---------- Exercise material ----------
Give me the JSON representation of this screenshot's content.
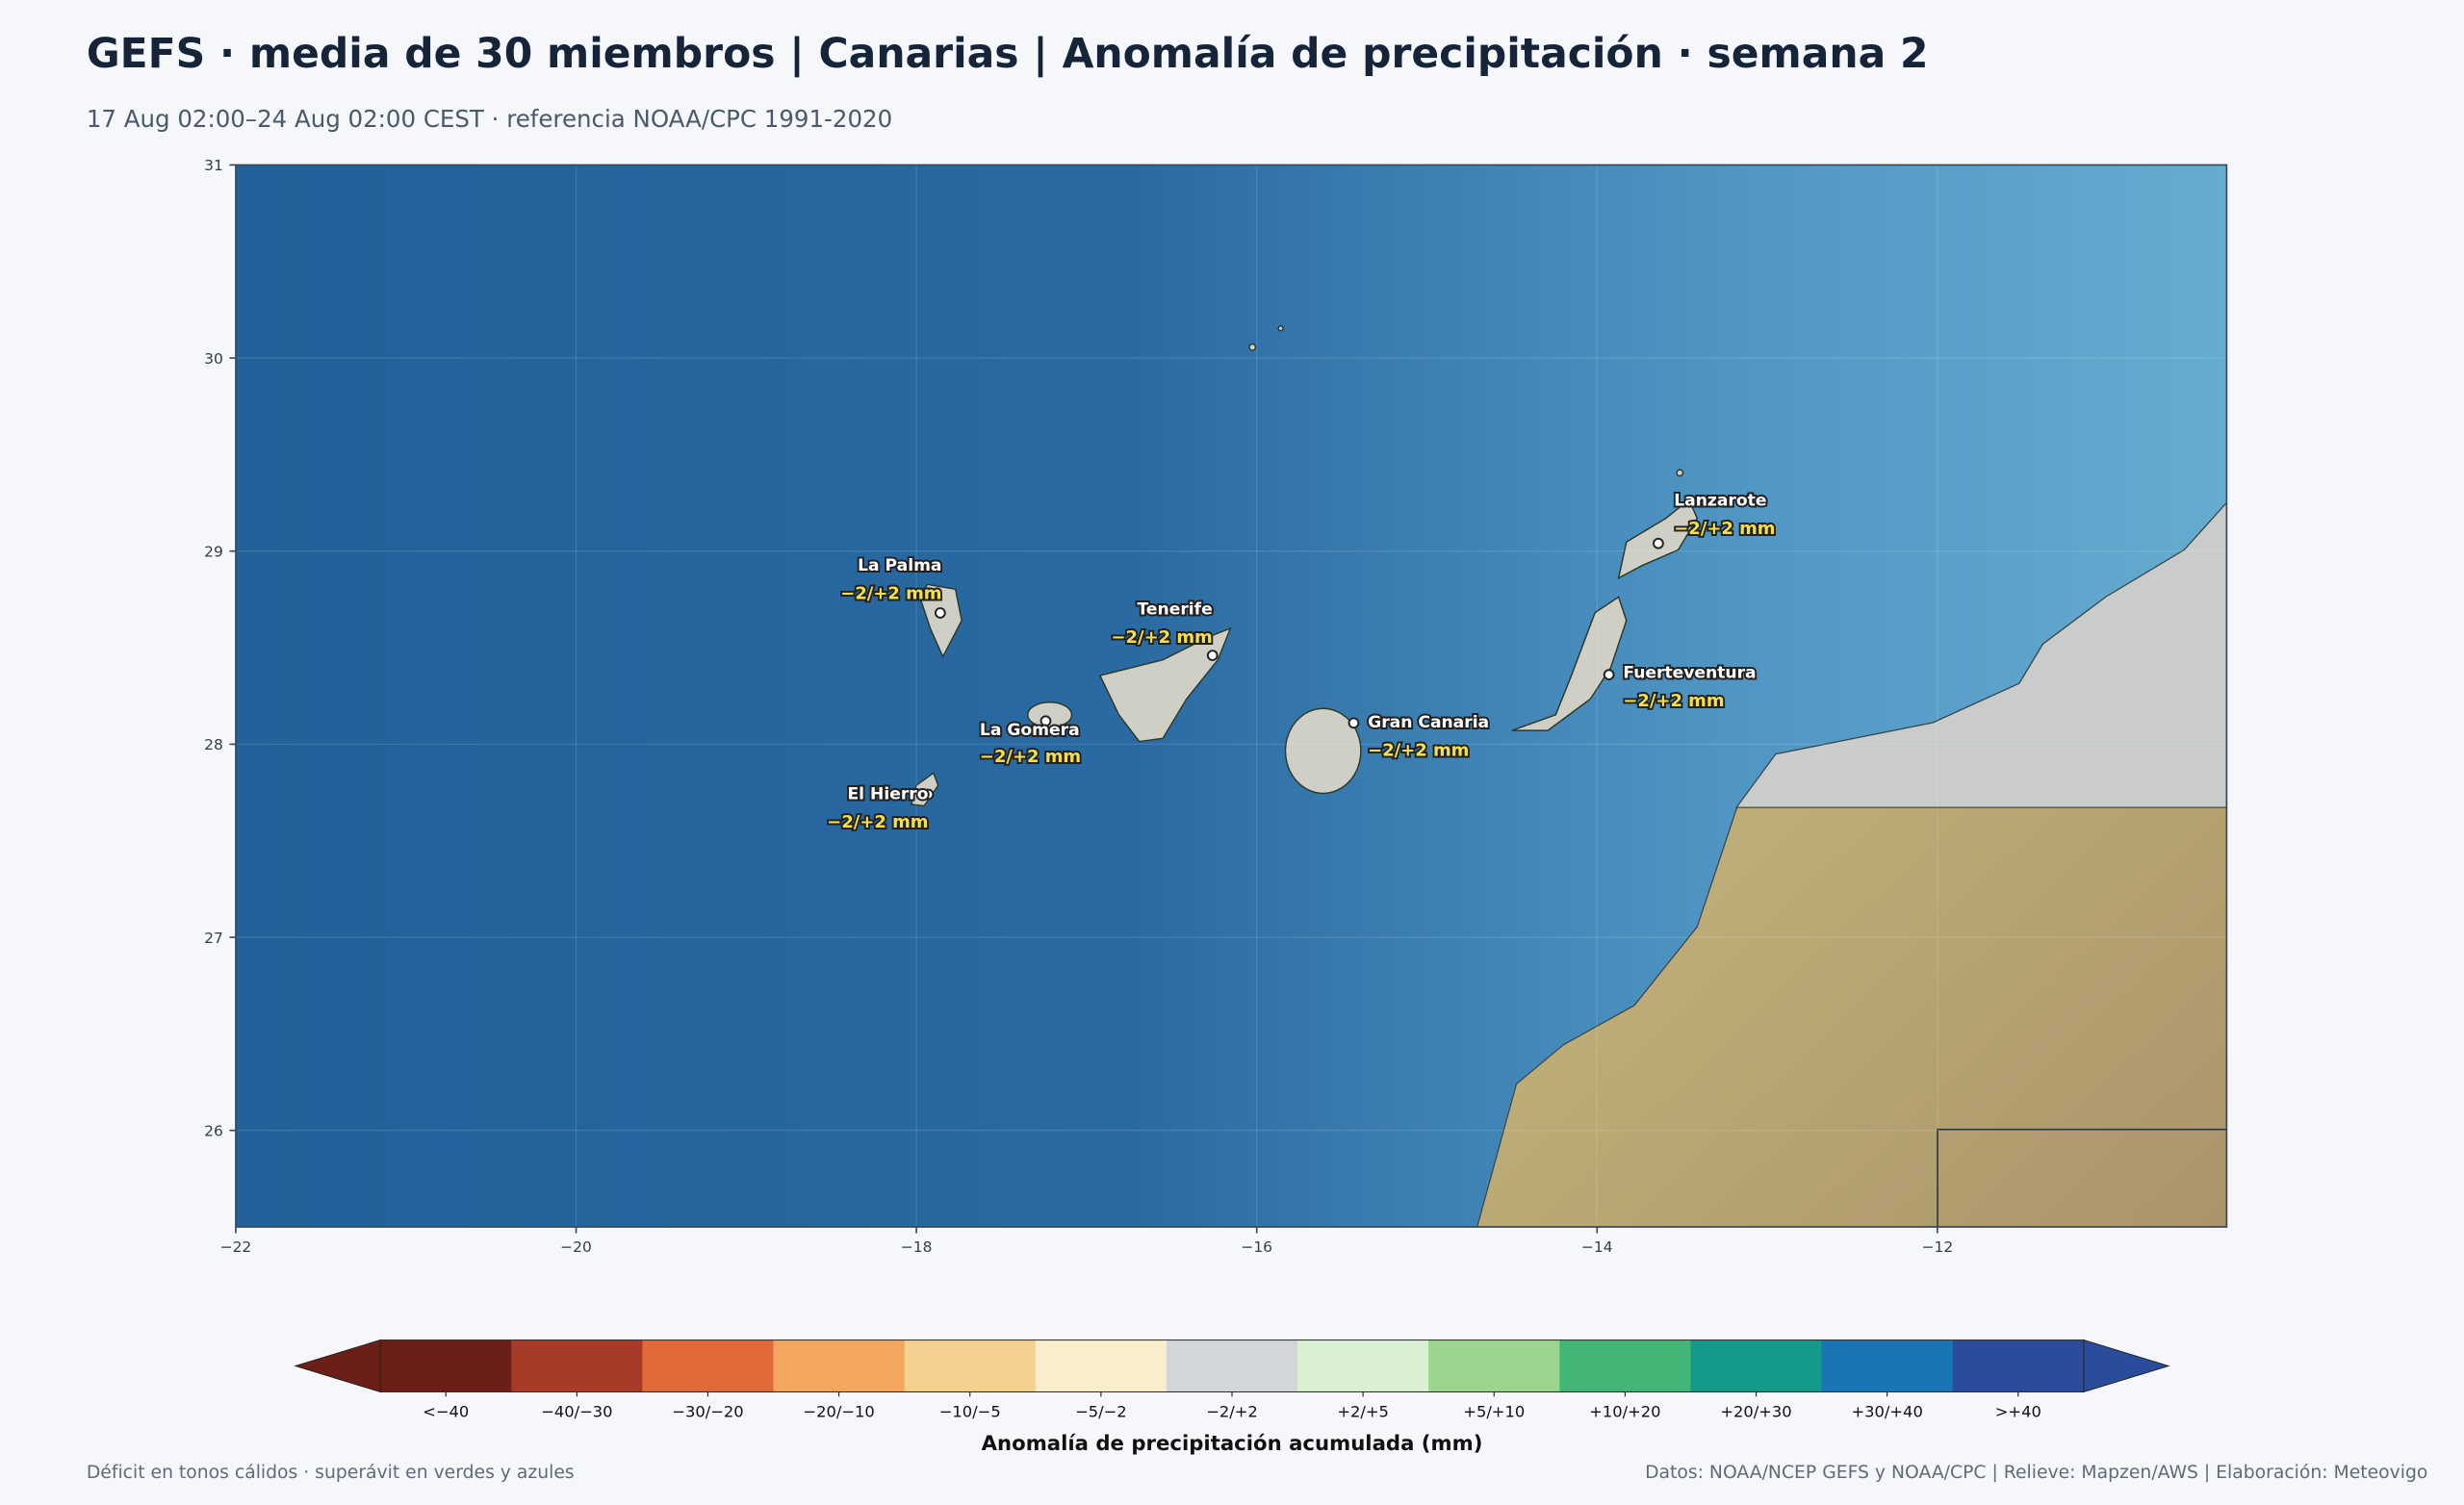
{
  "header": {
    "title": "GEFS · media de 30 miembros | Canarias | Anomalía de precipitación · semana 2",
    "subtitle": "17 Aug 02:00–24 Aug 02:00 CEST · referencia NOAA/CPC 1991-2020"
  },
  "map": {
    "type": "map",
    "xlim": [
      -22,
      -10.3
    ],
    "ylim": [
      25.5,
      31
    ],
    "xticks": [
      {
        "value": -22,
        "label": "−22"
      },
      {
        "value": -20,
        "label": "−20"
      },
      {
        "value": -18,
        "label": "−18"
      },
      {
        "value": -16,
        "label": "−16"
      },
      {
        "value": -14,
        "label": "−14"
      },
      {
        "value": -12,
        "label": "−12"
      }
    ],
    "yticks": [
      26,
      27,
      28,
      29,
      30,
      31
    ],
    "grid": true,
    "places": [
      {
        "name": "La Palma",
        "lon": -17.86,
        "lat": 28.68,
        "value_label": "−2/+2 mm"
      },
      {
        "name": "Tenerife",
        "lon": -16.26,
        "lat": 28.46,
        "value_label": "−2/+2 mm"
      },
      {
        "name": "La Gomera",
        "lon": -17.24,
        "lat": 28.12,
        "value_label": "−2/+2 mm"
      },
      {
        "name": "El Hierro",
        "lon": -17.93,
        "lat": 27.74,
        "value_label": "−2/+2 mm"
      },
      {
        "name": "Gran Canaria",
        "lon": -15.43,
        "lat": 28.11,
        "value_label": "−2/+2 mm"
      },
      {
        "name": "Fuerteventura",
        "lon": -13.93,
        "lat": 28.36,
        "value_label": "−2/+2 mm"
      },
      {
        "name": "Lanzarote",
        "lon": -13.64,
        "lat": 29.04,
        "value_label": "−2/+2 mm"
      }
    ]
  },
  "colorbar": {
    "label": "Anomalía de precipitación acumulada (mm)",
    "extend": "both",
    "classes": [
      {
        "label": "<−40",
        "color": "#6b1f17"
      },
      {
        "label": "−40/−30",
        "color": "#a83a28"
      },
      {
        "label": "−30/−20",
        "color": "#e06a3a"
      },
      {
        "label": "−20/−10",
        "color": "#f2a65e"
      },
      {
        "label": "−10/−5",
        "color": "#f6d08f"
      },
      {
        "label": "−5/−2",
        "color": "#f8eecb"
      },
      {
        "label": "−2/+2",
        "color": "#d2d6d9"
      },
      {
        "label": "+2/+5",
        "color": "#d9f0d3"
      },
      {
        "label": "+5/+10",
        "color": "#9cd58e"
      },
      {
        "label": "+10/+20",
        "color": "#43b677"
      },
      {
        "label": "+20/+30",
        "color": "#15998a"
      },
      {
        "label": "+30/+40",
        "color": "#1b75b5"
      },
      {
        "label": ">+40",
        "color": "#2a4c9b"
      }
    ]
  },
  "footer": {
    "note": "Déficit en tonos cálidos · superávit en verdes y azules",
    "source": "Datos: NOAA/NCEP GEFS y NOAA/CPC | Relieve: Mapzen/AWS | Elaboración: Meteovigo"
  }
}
----------
### Short exercise
Write out every record above exactly as it stands, but leave out the pictures.

### Task output
Give me the JSON representation of this screenshot's content.
{
  "header": {
    "title": "GEFS · media de 30 miembros | Canarias | Anomalía de precipitación · semana 2",
    "subtitle": "17 Aug 02:00–24 Aug 02:00 CEST · referencia NOAA/CPC 1991-2020"
  },
  "map": {
    "type": "map",
    "xlim": [
      -22,
      -10.3
    ],
    "ylim": [
      25.5,
      31
    ],
    "xticks": [
      {
        "value": -22,
        "label": "−22"
      },
      {
        "value": -20,
        "label": "−20"
      },
      {
        "value": -18,
        "label": "−18"
      },
      {
        "value": -16,
        "label": "−16"
      },
      {
        "value": -14,
        "label": "−14"
      },
      {
        "value": -12,
        "label": "−12"
      }
    ],
    "yticks": [
      26,
      27,
      28,
      29,
      30,
      31
    ],
    "grid": true,
    "places": [
      {
        "name": "La Palma",
        "lon": -17.86,
        "lat": 28.68,
        "value_label": "−2/+2 mm"
      },
      {
        "name": "Tenerife",
        "lon": -16.26,
        "lat": 28.46,
        "value_label": "−2/+2 mm"
      },
      {
        "name": "La Gomera",
        "lon": -17.24,
        "lat": 28.12,
        "value_label": "−2/+2 mm"
      },
      {
        "name": "El Hierro",
        "lon": -17.93,
        "lat": 27.74,
        "value_label": "−2/+2 mm"
      },
      {
        "name": "Gran Canaria",
        "lon": -15.43,
        "lat": 28.11,
        "value_label": "−2/+2 mm"
      },
      {
        "name": "Fuerteventura",
        "lon": -13.93,
        "lat": 28.36,
        "value_label": "−2/+2 mm"
      },
      {
        "name": "Lanzarote",
        "lon": -13.64,
        "lat": 29.04,
        "value_label": "−2/+2 mm"
      }
    ]
  },
  "colorbar": {
    "label": "Anomalía de precipitación acumulada (mm)",
    "extend": "both",
    "classes": [
      {
        "label": "<−40",
        "color": "#6b1f17"
      },
      {
        "label": "−40/−30",
        "color": "#a83a28"
      },
      {
        "label": "−30/−20",
        "color": "#e06a3a"
      },
      {
        "label": "−20/−10",
        "color": "#f2a65e"
      },
      {
        "label": "−10/−5",
        "color": "#f6d08f"
      },
      {
        "label": "−5/−2",
        "color": "#f8eecb"
      },
      {
        "label": "−2/+2",
        "color": "#d2d6d9"
      },
      {
        "label": "+2/+5",
        "color": "#d9f0d3"
      },
      {
        "label": "+5/+10",
        "color": "#9cd58e"
      },
      {
        "label": "+10/+20",
        "color": "#43b677"
      },
      {
        "label": "+20/+30",
        "color": "#15998a"
      },
      {
        "label": "+30/+40",
        "color": "#1b75b5"
      },
      {
        "label": ">+40",
        "color": "#2a4c9b"
      }
    ]
  },
  "footer": {
    "note": "Déficit en tonos cálidos · superávit en verdes y azules",
    "source": "Datos: NOAA/NCEP GEFS y NOAA/CPC | Relieve: Mapzen/AWS | Elaboración: Meteovigo"
  }
}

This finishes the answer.